▶ What to produce: In the records that follow, show each line where the word "material" is present.

▶ Records to use:
────────

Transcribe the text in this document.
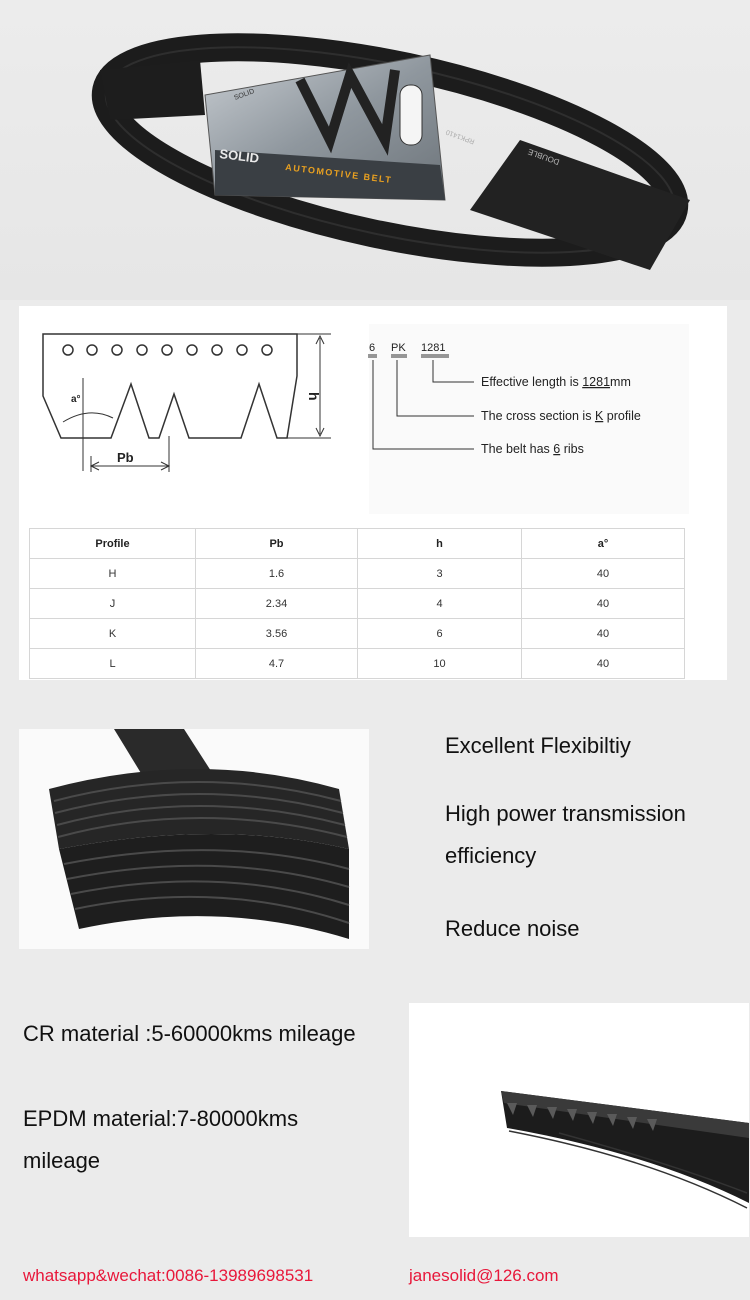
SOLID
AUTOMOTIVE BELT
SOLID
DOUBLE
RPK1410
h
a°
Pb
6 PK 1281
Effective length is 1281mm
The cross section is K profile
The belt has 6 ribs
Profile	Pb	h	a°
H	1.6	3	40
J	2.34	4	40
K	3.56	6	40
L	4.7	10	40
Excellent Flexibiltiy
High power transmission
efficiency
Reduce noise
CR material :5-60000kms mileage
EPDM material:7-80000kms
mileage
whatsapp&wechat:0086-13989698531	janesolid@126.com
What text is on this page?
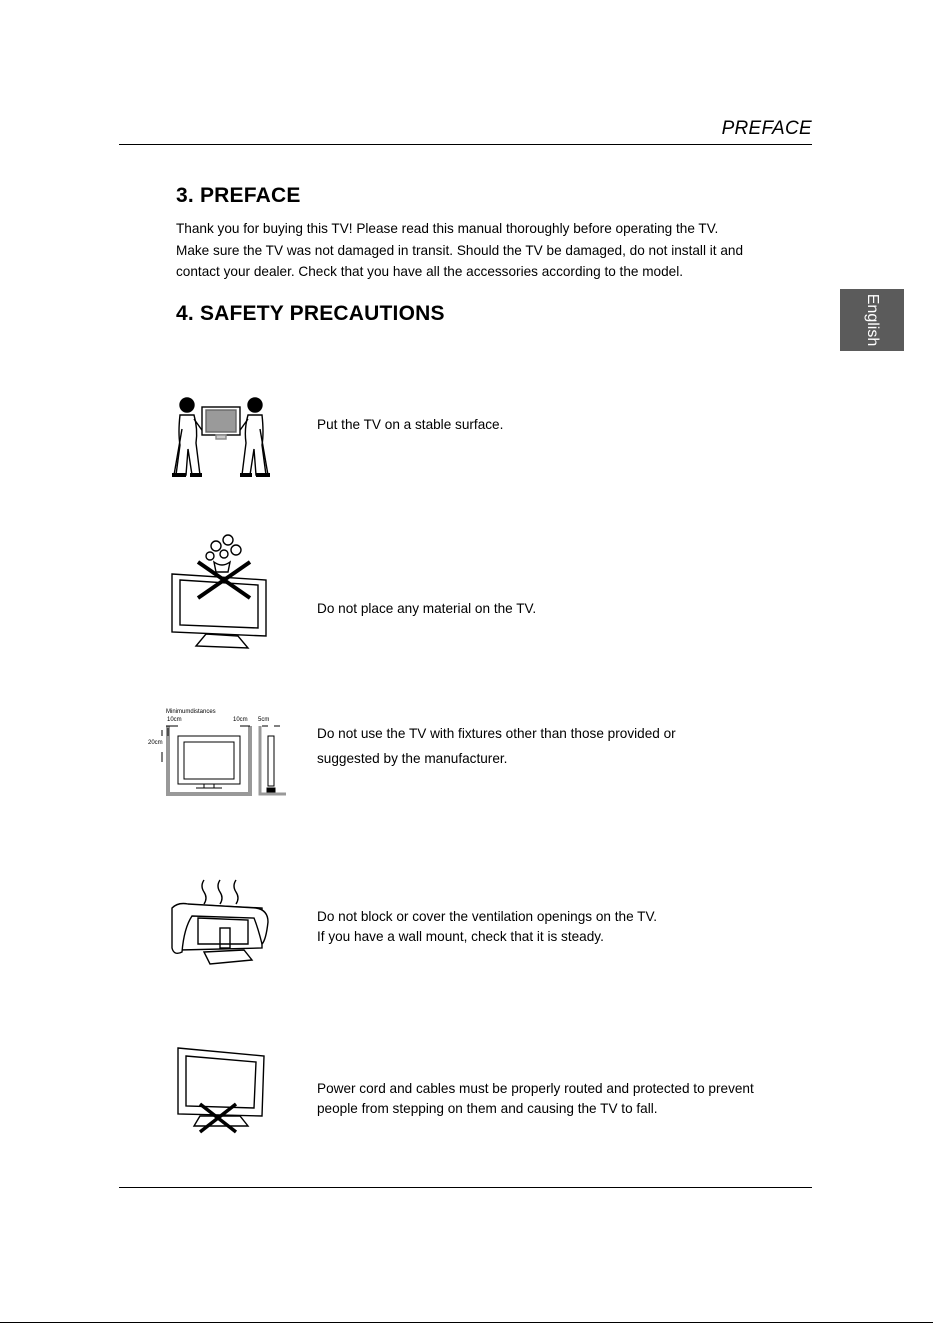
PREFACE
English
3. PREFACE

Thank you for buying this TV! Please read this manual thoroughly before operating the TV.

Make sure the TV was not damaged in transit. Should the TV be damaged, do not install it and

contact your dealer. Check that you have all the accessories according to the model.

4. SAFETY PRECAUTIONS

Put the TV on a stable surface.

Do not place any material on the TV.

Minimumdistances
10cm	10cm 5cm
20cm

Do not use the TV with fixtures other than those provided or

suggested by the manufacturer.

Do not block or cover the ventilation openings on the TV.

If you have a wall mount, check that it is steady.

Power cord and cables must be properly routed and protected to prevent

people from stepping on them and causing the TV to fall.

────────

▶ Solution for this task:
CR material :5-60000kms mileage
EPDM material:7-80000kms
Do not place any material on the TV.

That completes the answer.